[START OF ENTRIES SHOWN]

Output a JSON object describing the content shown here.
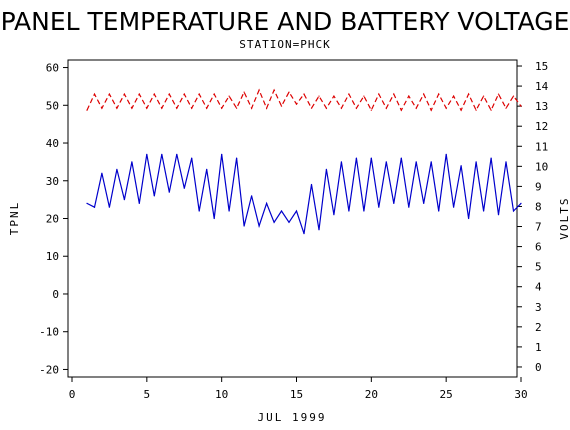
{
  "chart_data": {
    "type": "line",
    "title": "PANEL TEMPERATURE AND BATTERY VOLTAGE",
    "subtitle": "STATION=PHCK",
    "xlabel": "JUL 1999",
    "ylabel_left": "TPNL",
    "ylabel_right": "VOLTS",
    "xlim": [
      0,
      30
    ],
    "ylim_left": [
      -22,
      62
    ],
    "ylim_right": [
      -0.5,
      15.3
    ],
    "x_ticks": [
      0,
      5,
      10,
      15,
      20,
      25,
      30
    ],
    "y_left_ticks": [
      -20,
      -10,
      0,
      10,
      20,
      30,
      40,
      50,
      60
    ],
    "y_right_ticks": [
      0,
      1,
      2,
      3,
      4,
      5,
      6,
      7,
      8,
      9,
      10,
      11,
      12,
      13,
      14,
      15
    ],
    "grid": false,
    "series": [
      {
        "axis": "left",
        "color": "#0000cc",
        "style": "solid",
        "x": [
          1.0,
          1.5,
          2.0,
          2.5,
          3.0,
          3.5,
          4.0,
          4.5,
          5.0,
          5.5,
          6.0,
          6.5,
          7.0,
          7.5,
          8.0,
          8.5,
          9.0,
          9.5,
          10.0,
          10.5,
          11.0,
          11.5,
          12.0,
          12.5,
          13.0,
          13.5,
          14.0,
          14.5,
          15.0,
          15.5,
          16.0,
          16.5,
          17.0,
          17.5,
          18.0,
          18.5,
          19.0,
          19.5,
          20.0,
          20.5,
          21.0,
          21.5,
          22.0,
          22.5,
          23.0,
          23.5,
          24.0,
          24.5,
          25.0,
          25.5,
          26.0,
          26.5,
          27.0,
          27.5,
          28.0,
          28.5,
          29.0,
          29.5,
          30.0
        ],
        "values": [
          24,
          23,
          32,
          23,
          33,
          25,
          35,
          24,
          37,
          26,
          37,
          27,
          37,
          28,
          36,
          22,
          33,
          20,
          37,
          22,
          36,
          18,
          26,
          18,
          24,
          19,
          22,
          19,
          22,
          16,
          29,
          17,
          33,
          21,
          35,
          22,
          36,
          22,
          36,
          23,
          35,
          24,
          36,
          23,
          35,
          24,
          35,
          22,
          37,
          23,
          34,
          20,
          35,
          22,
          36,
          21,
          35,
          22,
          24
        ]
      },
      {
        "axis": "right",
        "color": "#dd0000",
        "style": "dashed",
        "x": [
          1.0,
          1.5,
          2.0,
          2.5,
          3.0,
          3.5,
          4.0,
          4.5,
          5.0,
          5.5,
          6.0,
          6.5,
          7.0,
          7.5,
          8.0,
          8.5,
          9.0,
          9.5,
          10.0,
          10.5,
          11.0,
          11.5,
          12.0,
          12.5,
          13.0,
          13.5,
          14.0,
          14.5,
          15.0,
          15.5,
          16.0,
          16.5,
          17.0,
          17.5,
          18.0,
          18.5,
          19.0,
          19.5,
          20.0,
          20.5,
          21.0,
          21.5,
          22.0,
          22.5,
          23.0,
          23.5,
          24.0,
          24.5,
          25.0,
          25.5,
          26.0,
          26.5,
          27.0,
          27.5,
          28.0,
          28.5,
          29.0,
          29.5,
          30.0
        ],
        "values": [
          12.8,
          13.6,
          12.9,
          13.6,
          12.9,
          13.6,
          12.9,
          13.6,
          12.9,
          13.6,
          12.9,
          13.6,
          12.9,
          13.6,
          12.9,
          13.6,
          12.9,
          13.6,
          12.9,
          13.5,
          12.9,
          13.7,
          12.9,
          13.8,
          12.9,
          13.8,
          13.0,
          13.7,
          13.1,
          13.6,
          12.9,
          13.5,
          12.9,
          13.5,
          12.9,
          13.6,
          12.9,
          13.5,
          12.8,
          13.6,
          12.9,
          13.6,
          12.8,
          13.5,
          12.9,
          13.6,
          12.8,
          13.6,
          12.9,
          13.5,
          12.8,
          13.6,
          12.8,
          13.5,
          12.8,
          13.6,
          12.9,
          13.5,
          13.0
        ]
      }
    ]
  }
}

[END OF ENTRIES SHOWN]

> **TASK STATEMENT**:
Transcribe every record above exactly, leaving out the pictures.

> **REPLY**:
Output a JSON object describing the content shown here.
{
  "chart_data": {
    "type": "line",
    "title": "PANEL TEMPERATURE AND BATTERY VOLTAGE",
    "subtitle": "STATION=PHCK",
    "xlabel": "JUL 1999",
    "ylabel_left": "TPNL",
    "ylabel_right": "VOLTS",
    "xlim": [
      0,
      30
    ],
    "ylim_left": [
      -22,
      62
    ],
    "ylim_right": [
      -0.5,
      15.3
    ],
    "x_ticks": [
      0,
      5,
      10,
      15,
      20,
      25,
      30
    ],
    "y_left_ticks": [
      -20,
      -10,
      0,
      10,
      20,
      30,
      40,
      50,
      60
    ],
    "y_right_ticks": [
      0,
      1,
      2,
      3,
      4,
      5,
      6,
      7,
      8,
      9,
      10,
      11,
      12,
      13,
      14,
      15
    ],
    "grid": false,
    "series": [
      {
        "axis": "left",
        "color": "#0000cc",
        "style": "solid",
        "x": [
          1.0,
          1.5,
          2.0,
          2.5,
          3.0,
          3.5,
          4.0,
          4.5,
          5.0,
          5.5,
          6.0,
          6.5,
          7.0,
          7.5,
          8.0,
          8.5,
          9.0,
          9.5,
          10.0,
          10.5,
          11.0,
          11.5,
          12.0,
          12.5,
          13.0,
          13.5,
          14.0,
          14.5,
          15.0,
          15.5,
          16.0,
          16.5,
          17.0,
          17.5,
          18.0,
          18.5,
          19.0,
          19.5,
          20.0,
          20.5,
          21.0,
          21.5,
          22.0,
          22.5,
          23.0,
          23.5,
          24.0,
          24.5,
          25.0,
          25.5,
          26.0,
          26.5,
          27.0,
          27.5,
          28.0,
          28.5,
          29.0,
          29.5,
          30.0
        ],
        "values": [
          24,
          23,
          32,
          23,
          33,
          25,
          35,
          24,
          37,
          26,
          37,
          27,
          37,
          28,
          36,
          22,
          33,
          20,
          37,
          22,
          36,
          18,
          26,
          18,
          24,
          19,
          22,
          19,
          22,
          16,
          29,
          17,
          33,
          21,
          35,
          22,
          36,
          22,
          36,
          23,
          35,
          24,
          36,
          23,
          35,
          24,
          35,
          22,
          37,
          23,
          34,
          20,
          35,
          22,
          36,
          21,
          35,
          22,
          24
        ]
      },
      {
        "axis": "right",
        "color": "#dd0000",
        "style": "dashed",
        "x": [
          1.0,
          1.5,
          2.0,
          2.5,
          3.0,
          3.5,
          4.0,
          4.5,
          5.0,
          5.5,
          6.0,
          6.5,
          7.0,
          7.5,
          8.0,
          8.5,
          9.0,
          9.5,
          10.0,
          10.5,
          11.0,
          11.5,
          12.0,
          12.5,
          13.0,
          13.5,
          14.0,
          14.5,
          15.0,
          15.5,
          16.0,
          16.5,
          17.0,
          17.5,
          18.0,
          18.5,
          19.0,
          19.5,
          20.0,
          20.5,
          21.0,
          21.5,
          22.0,
          22.5,
          23.0,
          23.5,
          24.0,
          24.5,
          25.0,
          25.5,
          26.0,
          26.5,
          27.0,
          27.5,
          28.0,
          28.5,
          29.0,
          29.5,
          30.0
        ],
        "values": [
          12.8,
          13.6,
          12.9,
          13.6,
          12.9,
          13.6,
          12.9,
          13.6,
          12.9,
          13.6,
          12.9,
          13.6,
          12.9,
          13.6,
          12.9,
          13.6,
          12.9,
          13.6,
          12.9,
          13.5,
          12.9,
          13.7,
          12.9,
          13.8,
          12.9,
          13.8,
          13.0,
          13.7,
          13.1,
          13.6,
          12.9,
          13.5,
          12.9,
          13.5,
          12.9,
          13.6,
          12.9,
          13.5,
          12.8,
          13.6,
          12.9,
          13.6,
          12.8,
          13.5,
          12.9,
          13.6,
          12.8,
          13.6,
          12.9,
          13.5,
          12.8,
          13.6,
          12.8,
          13.5,
          12.8,
          13.6,
          12.9,
          13.5,
          13.0
        ]
      }
    ]
  }
}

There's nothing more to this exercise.